- _PROBLEM TO WORK ON_
For every line in the data below that contains "this", copy the line.

- _TASK INPUTS_
================================

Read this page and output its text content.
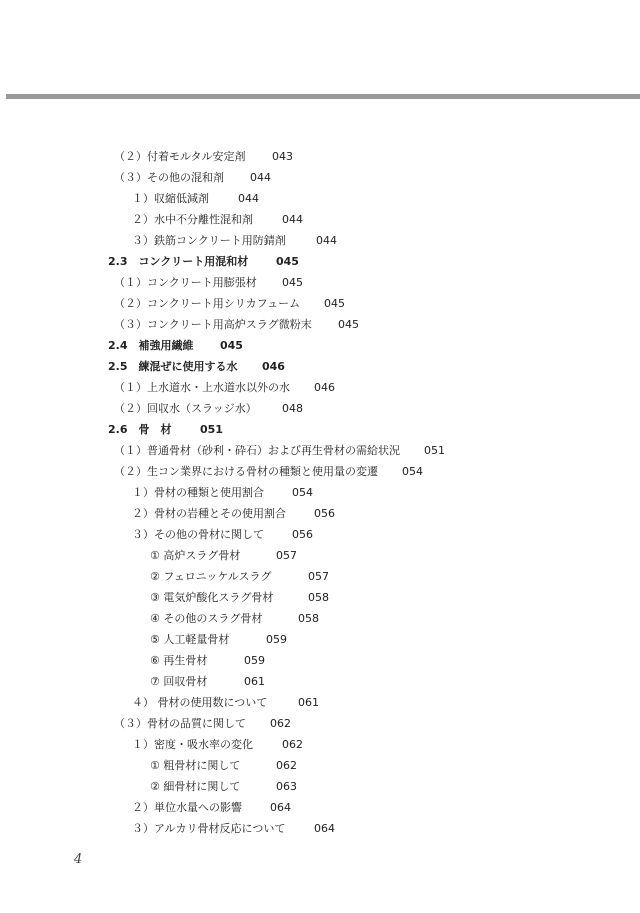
（２）付着モルタル安定剤 043
（３）その他の混和剤 044
１）収縮低減剤	044
２）水中不分離性混和剤	044
３）鉄筋コンクリート用防錆剤	044
2.3　コンクリート用混和材	045
（１）コンクリート用膨張材 045
（２）コンクリート用シリカフューム 045
（３）コンクリート用高炉スラグ微粉末 045
2.4　補強用繊維 045
2.5　練混ぜに使用する水 046
（１）上水道水・上水道水以外の水 046
（２）回収水（スラッジ水） 048
2.6　骨　材	051
（１）普通骨材（砂利・砕石）および再生骨材の需給状況 051
（２）生コン業界における骨材の種類と使用量の変遷 054
１）骨材の種類と使用割合	054
２）骨材の岩種とその使用割合	056
３）その他の骨材に関して	056
① 高炉スラグ骨材	057
② フェロニッケルスラグ	057
③ 電気炉酸化スラグ骨材	058
④ その他のスラグ骨材	058
⑤ 人工軽量骨材	059
⑥ 再生骨材	059
⑦ 回収骨材	061
４） 骨材の使用数について	061
（３）骨材の品質に関して 062
１）密度・吸水率の変化	062
① 粗骨材に関して	062
② 細骨材に関して	063
２）単位水量への影響	064
３）アルカリ骨材反応について	064
4
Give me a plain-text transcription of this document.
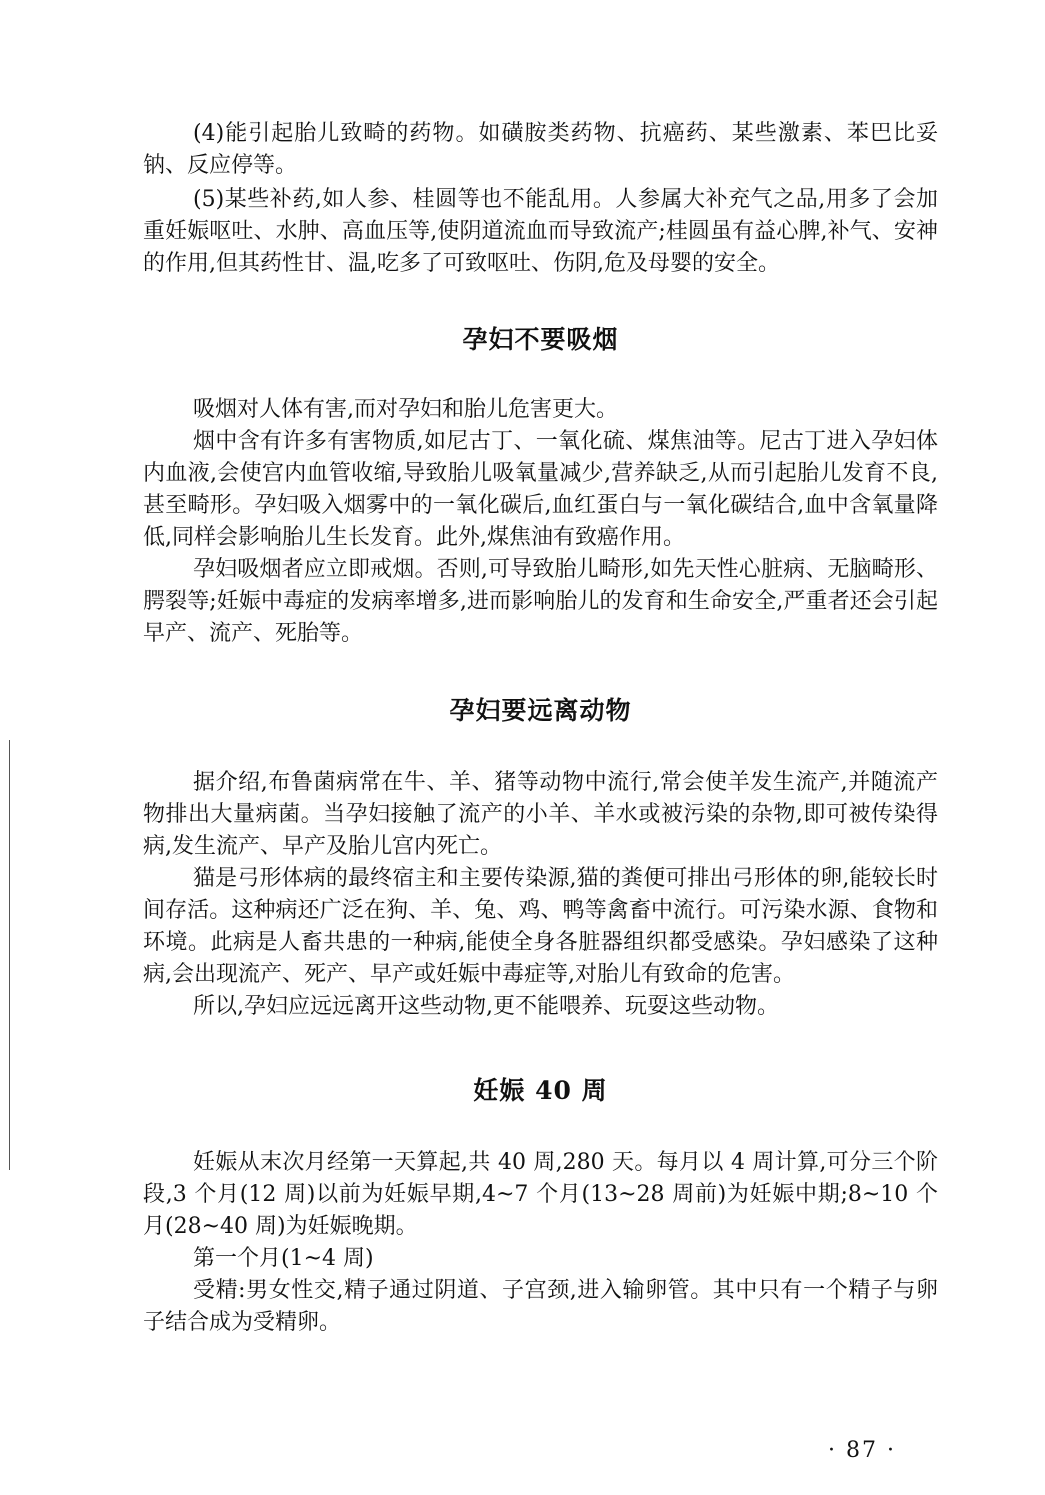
(4)能引起胎儿致畸的药物。如磺胺类药物、抗癌药、某些激素、苯巴比妥钠、反应停等。

(5)某些补药,如人参、桂圆等也不能乱用。人参属大补充气之品,用多了会加重妊娠呕吐、水肿、高血压等,使阴道流血而导致流产;桂圆虽有益心脾,补气、安神的作用,但其药性甘、温,吃多了可致呕吐、伤阴,危及母婴的安全。

孕妇不要吸烟

吸烟对人体有害,而对孕妇和胎儿危害更大。

烟中含有许多有害物质,如尼古丁、一氧化硫、煤焦油等。尼古丁进入孕妇体内血液,会使宫内血管收缩,导致胎儿吸氧量减少,营养缺乏,从而引起胎儿发育不良,甚至畸形。孕妇吸入烟雾中的一氧化碳后,血红蛋白与一氧化碳结合,血中含氧量降低,同样会影响胎儿生长发育。此外,煤焦油有致癌作用。

孕妇吸烟者应立即戒烟。否则,可导致胎儿畸形,如先天性心脏病、无脑畸形、腭裂等;妊娠中毒症的发病率增多,进而影响胎儿的发育和生命安全,严重者还会引起早产、流产、死胎等。

孕妇要远离动物

据介绍,布鲁菌病常在牛、羊、猪等动物中流行,常会使羊发生流产,并随流产物排出大量病菌。当孕妇接触了流产的小羊、羊水或被污染的杂物,即可被传染得病,发生流产、早产及胎儿宫内死亡。

猫是弓形体病的最终宿主和主要传染源,猫的粪便可排出弓形体的卵,能较长时间存活。这种病还广泛在狗、羊、兔、鸡、鸭等禽畜中流行。可污染水源、食物和环境。此病是人畜共患的一种病,能使全身各脏器组织都受感染。孕妇感染了这种病,会出现流产、死产、早产或妊娠中毒症等,对胎儿有致命的危害。

所以,孕妇应远远离开这些动物,更不能喂养、玩耍这些动物。

妊娠 40 周

妊娠从末次月经第一天算起,共 40 周,280 天。每月以 4 周计算,可分三个阶段,3 个月(12 周)以前为妊娠早期,4~7 个月(13~28 周前)为妊娠中期;8~10 个月(28~40 周)为妊娠晚期。

第一个月(1~4 周)

受精:男女性交,精子通过阴道、子宫颈,进入输卵管。其中只有一个精子与卵子结合成为受精卵。

· 87 ·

================================

- _EXPECTED ANSWER_
Read this page and output its text content.
Give me a plain-text transcription of this document.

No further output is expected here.